SHORT EXERCISE →
Take every line from the listing below that contains "this".

--- EXTRACTED INFORMATION ---

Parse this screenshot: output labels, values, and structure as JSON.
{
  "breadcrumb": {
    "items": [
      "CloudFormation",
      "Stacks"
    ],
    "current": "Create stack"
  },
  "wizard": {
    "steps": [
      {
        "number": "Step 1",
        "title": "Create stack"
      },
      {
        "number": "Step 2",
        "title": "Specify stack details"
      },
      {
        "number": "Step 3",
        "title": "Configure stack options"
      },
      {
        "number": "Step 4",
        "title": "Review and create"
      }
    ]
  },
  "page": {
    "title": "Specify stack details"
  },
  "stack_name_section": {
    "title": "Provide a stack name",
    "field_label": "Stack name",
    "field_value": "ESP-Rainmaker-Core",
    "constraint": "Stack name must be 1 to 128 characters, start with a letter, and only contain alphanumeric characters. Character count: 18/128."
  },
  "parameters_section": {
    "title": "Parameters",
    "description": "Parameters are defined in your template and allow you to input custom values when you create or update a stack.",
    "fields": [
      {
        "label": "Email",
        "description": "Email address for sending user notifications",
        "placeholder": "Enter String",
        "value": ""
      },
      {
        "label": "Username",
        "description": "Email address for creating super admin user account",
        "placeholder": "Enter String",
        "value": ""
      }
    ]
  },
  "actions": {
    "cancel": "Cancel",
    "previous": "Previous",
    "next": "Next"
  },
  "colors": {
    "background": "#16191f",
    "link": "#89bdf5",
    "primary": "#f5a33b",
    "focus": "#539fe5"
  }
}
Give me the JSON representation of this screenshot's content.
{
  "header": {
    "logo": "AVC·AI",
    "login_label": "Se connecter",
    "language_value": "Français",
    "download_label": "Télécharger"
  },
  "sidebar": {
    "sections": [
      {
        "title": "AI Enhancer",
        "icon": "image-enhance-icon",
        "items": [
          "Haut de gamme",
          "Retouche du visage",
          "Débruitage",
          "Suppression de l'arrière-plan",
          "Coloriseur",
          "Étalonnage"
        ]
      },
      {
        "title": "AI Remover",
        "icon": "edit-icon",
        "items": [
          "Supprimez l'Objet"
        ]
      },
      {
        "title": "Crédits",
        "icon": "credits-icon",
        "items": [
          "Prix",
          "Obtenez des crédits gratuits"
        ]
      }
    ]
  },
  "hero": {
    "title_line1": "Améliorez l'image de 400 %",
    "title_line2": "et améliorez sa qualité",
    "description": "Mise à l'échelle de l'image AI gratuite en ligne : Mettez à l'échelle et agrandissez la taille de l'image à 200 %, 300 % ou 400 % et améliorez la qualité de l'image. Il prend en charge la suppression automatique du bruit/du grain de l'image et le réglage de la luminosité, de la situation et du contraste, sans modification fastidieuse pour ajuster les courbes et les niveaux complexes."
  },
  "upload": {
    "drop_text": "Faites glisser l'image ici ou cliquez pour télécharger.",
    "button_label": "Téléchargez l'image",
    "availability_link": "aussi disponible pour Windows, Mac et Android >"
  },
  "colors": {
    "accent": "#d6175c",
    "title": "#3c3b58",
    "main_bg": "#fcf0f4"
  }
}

---

TASK OUTPUT →
Parse this screenshot: output labels, values, and structure as JSON.
Give me the JSON representation of this screenshot's content.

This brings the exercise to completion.